* **Short task**
Write out every single entry exactly.

Records from a dataset:
--------------------------------------------------

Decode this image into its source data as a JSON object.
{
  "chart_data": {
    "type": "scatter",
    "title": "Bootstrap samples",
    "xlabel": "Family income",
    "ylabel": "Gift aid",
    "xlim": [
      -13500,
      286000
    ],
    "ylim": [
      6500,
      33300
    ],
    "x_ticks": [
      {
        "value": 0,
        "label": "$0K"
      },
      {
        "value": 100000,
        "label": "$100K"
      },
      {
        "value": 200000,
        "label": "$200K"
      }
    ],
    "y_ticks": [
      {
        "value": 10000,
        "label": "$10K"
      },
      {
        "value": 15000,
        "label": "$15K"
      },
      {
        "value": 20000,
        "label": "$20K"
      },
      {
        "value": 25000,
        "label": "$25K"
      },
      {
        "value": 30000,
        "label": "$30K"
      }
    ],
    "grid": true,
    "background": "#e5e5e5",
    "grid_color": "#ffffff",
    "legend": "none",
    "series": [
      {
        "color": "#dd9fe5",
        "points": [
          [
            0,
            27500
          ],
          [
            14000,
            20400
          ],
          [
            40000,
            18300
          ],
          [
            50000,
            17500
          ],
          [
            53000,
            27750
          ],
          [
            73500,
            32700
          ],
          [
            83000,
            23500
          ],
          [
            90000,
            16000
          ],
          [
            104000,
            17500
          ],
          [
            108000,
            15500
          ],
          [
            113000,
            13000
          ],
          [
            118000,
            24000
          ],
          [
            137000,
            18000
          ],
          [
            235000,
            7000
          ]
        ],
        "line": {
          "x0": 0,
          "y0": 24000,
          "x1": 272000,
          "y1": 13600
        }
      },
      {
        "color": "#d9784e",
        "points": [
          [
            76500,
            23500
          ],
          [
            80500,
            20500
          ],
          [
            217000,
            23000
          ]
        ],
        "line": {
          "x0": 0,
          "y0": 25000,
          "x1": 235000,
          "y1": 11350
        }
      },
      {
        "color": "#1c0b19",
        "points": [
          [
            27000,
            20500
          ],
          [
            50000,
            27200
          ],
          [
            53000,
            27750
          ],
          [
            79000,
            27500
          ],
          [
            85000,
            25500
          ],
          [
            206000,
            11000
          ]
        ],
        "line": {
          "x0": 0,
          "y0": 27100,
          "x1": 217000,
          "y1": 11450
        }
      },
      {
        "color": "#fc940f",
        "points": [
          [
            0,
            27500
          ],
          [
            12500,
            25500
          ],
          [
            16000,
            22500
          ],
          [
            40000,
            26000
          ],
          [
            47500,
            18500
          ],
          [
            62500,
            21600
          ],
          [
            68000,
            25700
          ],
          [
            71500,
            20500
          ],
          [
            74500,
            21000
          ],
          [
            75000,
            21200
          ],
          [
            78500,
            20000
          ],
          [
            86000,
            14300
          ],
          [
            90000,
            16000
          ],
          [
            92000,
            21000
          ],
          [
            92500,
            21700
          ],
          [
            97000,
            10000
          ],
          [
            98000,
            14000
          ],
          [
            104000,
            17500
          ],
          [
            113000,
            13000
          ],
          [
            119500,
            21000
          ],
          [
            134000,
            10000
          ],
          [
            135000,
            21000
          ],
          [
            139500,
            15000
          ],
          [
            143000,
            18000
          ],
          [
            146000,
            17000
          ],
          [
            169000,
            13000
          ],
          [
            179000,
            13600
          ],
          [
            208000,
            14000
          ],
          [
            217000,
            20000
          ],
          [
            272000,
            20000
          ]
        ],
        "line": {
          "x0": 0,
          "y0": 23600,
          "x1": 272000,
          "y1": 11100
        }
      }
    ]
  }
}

--------------------------------------------------

* **Response to this task**
Decode this image into its source data as a JSON object.
{
  "chart_data": {
    "type": "scatter",
    "title": "Bootstrap samples",
    "xlabel": "Family income",
    "ylabel": "Gift aid",
    "xlim": [
      -13500,
      286000
    ],
    "ylim": [
      6500,
      33300
    ],
    "x_ticks": [
      {
        "value": 0,
        "label": "$0K"
      },
      {
        "value": 100000,
        "label": "$100K"
      },
      {
        "value": 200000,
        "label": "$200K"
      }
    ],
    "y_ticks": [
      {
        "value": 10000,
        "label": "$10K"
      },
      {
        "value": 15000,
        "label": "$15K"
      },
      {
        "value": 20000,
        "label": "$20K"
      },
      {
        "value": 25000,
        "label": "$25K"
      },
      {
        "value": 30000,
        "label": "$30K"
      }
    ],
    "grid": true,
    "background": "#e5e5e5",
    "grid_color": "#ffffff",
    "legend": "none",
    "series": [
      {
        "color": "#dd9fe5",
        "points": [
          [
            0,
            27500
          ],
          [
            14000,
            20400
          ],
          [
            40000,
            18300
          ],
          [
            50000,
            17500
          ],
          [
            53000,
            27750
          ],
          [
            73500,
            32700
          ],
          [
            83000,
            23500
          ],
          [
            90000,
            16000
          ],
          [
            104000,
            17500
          ],
          [
            108000,
            15500
          ],
          [
            113000,
            13000
          ],
          [
            118000,
            24000
          ],
          [
            137000,
            18000
          ],
          [
            235000,
            7000
          ]
        ],
        "line": {
          "x0": 0,
          "y0": 24000,
          "x1": 272000,
          "y1": 13600
        }
      },
      {
        "color": "#d9784e",
        "points": [
          [
            76500,
            23500
          ],
          [
            80500,
            20500
          ],
          [
            217000,
            23000
          ]
        ],
        "line": {
          "x0": 0,
          "y0": 25000,
          "x1": 235000,
          "y1": 11350
        }
      },
      {
        "color": "#1c0b19",
        "points": [
          [
            27000,
            20500
          ],
          [
            50000,
            27200
          ],
          [
            53000,
            27750
          ],
          [
            79000,
            27500
          ],
          [
            85000,
            25500
          ],
          [
            206000,
            11000
          ]
        ],
        "line": {
          "x0": 0,
          "y0": 27100,
          "x1": 217000,
          "y1": 11450
        }
      },
      {
        "color": "#fc940f",
        "points": [
          [
            0,
            27500
          ],
          [
            12500,
            25500
          ],
          [
            16000,
            22500
          ],
          [
            40000,
            26000
          ],
          [
            47500,
            18500
          ],
          [
            62500,
            21600
          ],
          [
            68000,
            25700
          ],
          [
            71500,
            20500
          ],
          [
            74500,
            21000
          ],
          [
            75000,
            21200
          ],
          [
            78500,
            20000
          ],
          [
            86000,
            14300
          ],
          [
            90000,
            16000
          ],
          [
            92000,
            21000
          ],
          [
            92500,
            21700
          ],
          [
            97000,
            10000
          ],
          [
            98000,
            14000
          ],
          [
            104000,
            17500
          ],
          [
            113000,
            13000
          ],
          [
            119500,
            21000
          ],
          [
            134000,
            10000
          ],
          [
            135000,
            21000
          ],
          [
            139500,
            15000
          ],
          [
            143000,
            18000
          ],
          [
            146000,
            17000
          ],
          [
            169000,
            13000
          ],
          [
            179000,
            13600
          ],
          [
            208000,
            14000
          ],
          [
            217000,
            20000
          ],
          [
            272000,
            20000
          ]
        ],
        "line": {
          "x0": 0,
          "y0": 23600,
          "x1": 272000,
          "y1": 11100
        }
      }
    ]
  }
}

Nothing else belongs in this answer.